WRITTEN PROBLEM:
Decide whether each statement below agrees with the excerpt on electric car conversion. Answer yes or no for (a), (b) and (c), and quote the deciding words from the excerpt.
(a) An alternator adds outside energy to the system.
(b) The propane generator could supply about half the energy the car needed to cruise.
(c) Automatic transmissions cannot be converted.

EXCERPT TO READ:
◆ ◆ ◆ ◆ ◆ ◆ ◆
An alternator does not ADD any outside energy into the system. It’s only a way to change mechanical energy into electrical energy. It can only lose energy in the form of heat and noise. It can NOT create energy. It also does NOT make any more efficient use of the battery’s electric energy. That going basically straight from the batteries to the electric motor is about as efficient as you can get. Adding more steps to the process only LOWERS efficiency.
On the other hand, if you added a gasoline generator, that WOULD add an outside source of energy to the system, in the form of the gasoline in the generator’s fuel tank. However, you also add complexity, an engine, a carbuerator, air filter, oil filter, exhaust system, noise, etc, etc. And you don’t really have an electric car any more. Now you have some sort of a “Plug-In Hybrid”. Not that there is anything wrong with that. That’s exactly what the Chevy Volt is, and when I saw it, I have to say it’s a pretty nice car. But you really can’t call it an EV.
(There are all sorts of discussions on the web right now about exactly how to describe the Volt. I guess I would simply call it “unique”, as there is no other car out there right now that uses the exact same setup. Love it or hate it, it IS in a class of it’s own.)
I DID do an experiment with my car adding a propane generator from an RV. The generator has a 250CC engine and could provide about half the energy needed for the car to cruise down the road. It also took up all the cargo space, and was louder than I care for. After some test drives, I decided that a better way for additional range would be one of two extremes – either a bunch more batteries and no generator OR a much bigger generator, better integrated into the car (under the hood, reusing original exhaust system, etc.) So, that gets us back to the Nissan Leaf vs Chevy Volt styles of building a car.
For me, I like it simple and not having to change the oil….. EVER AGAIN.
To me, that’s just a plain motor and batteries.
Question: What’s the CAPACITY of the battery pack?
Answer:
The batteries are 100 AH, and I have typically been running with 6 of them.
12V x 100 = 1200WH x 6 = 7200.
So, it’s a 7.2KWh battery pack. However, it is all USED batteries, so I can’t expect them to perform like new.
300 Wh per mile is a common number to use as an estimate of how much energy a car like this uses. If you divide the number in half (because you only want to use half the battery pack, to keep them happy and give them a nice long life) that’s 3600 wh, divide that by watt-hours-per mile (estimated 300) and you get 12.
So, this car, running on only 6 used batteries, can regularly 12 miles per trip. That doesn’t sound like a lot, but I live 2 miles from town, 2.5 miles from the grocery, 3 miles from the hardware store. You get the point. My typical trip of running all my errands is about 10 miles. And that’s running the pack half-way down. If I want to take them down to about 80% discharge, that’s a nearly 20 mile range.
6 12-volt batteries is really bare minimum for an electric car. Recently, I removed one of the used batteries and added 4 new Die-Hard Platinum batteries. The car has much more ooomf! and better hill-climbing. (There’s two LARGE hills in my area)
Question: What car should I pick for my conversion?
Pick a car you like. If you don’t like it as a gas car, you won’t like it as an electric car. Make sure the body is sound. Don’t convert a rusty car. No sense putting in all that work only to have a rusty car when you are all done. On unibody passenger cars, the body is also holding the weight of the batteries. In general, you want a car with a manual transmission. Automatic transmissions can be converted, but are more complicated, more work, and yet less efficient. Pick a car that has enough cargo space and weight-carrying capabilities for the number of batteries you want. Station wagons and light trucks are popular.
◆ ◆ ◆ ◆ ◆ ◆ ◆
AVAILABLE DATA:
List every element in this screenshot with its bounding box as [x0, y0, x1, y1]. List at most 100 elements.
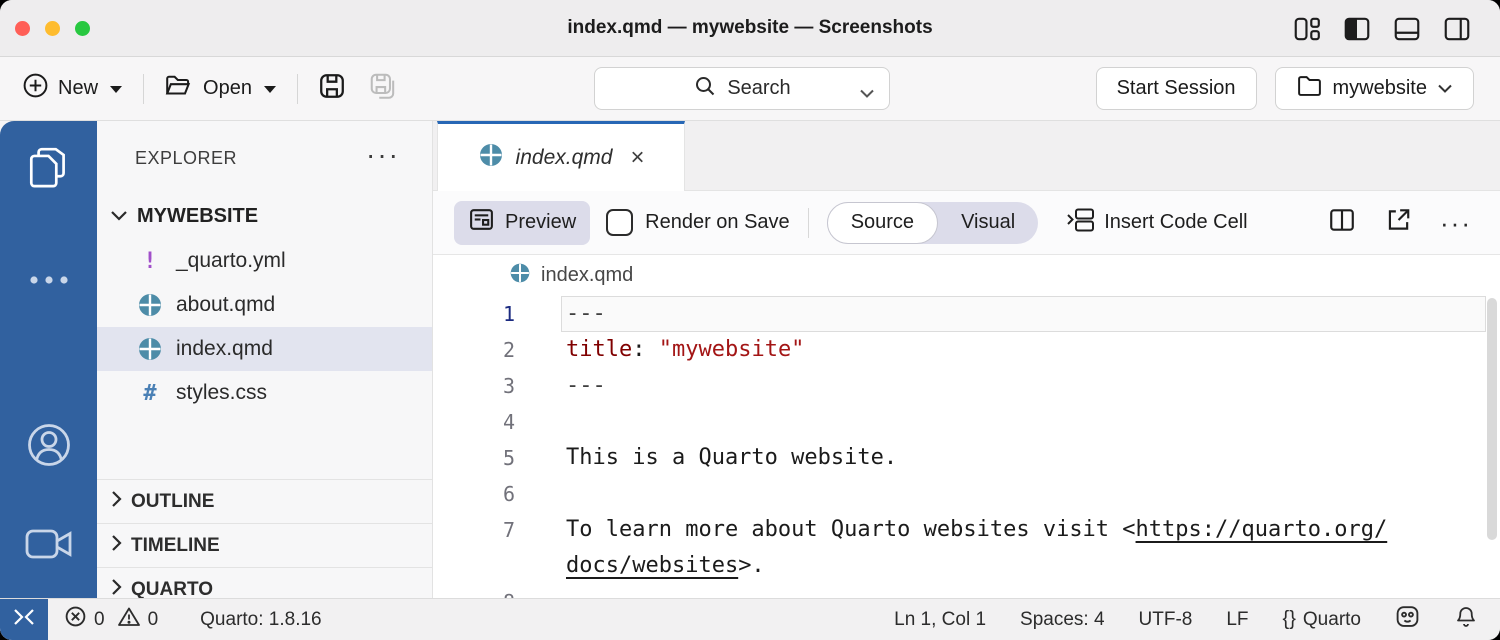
◆ ◆ ◆ ◆ ◆ ◆ ◆
EXERCISE SOLUTION:
(a) No: "An alternator does not ADD any outside energy into the system."
(b) Yes: "could provide about half the energy needed for the car to cruise down the road."
(c) No: "Automatic transmissions can be converted, but are more complicated, more work, and yet less efficient."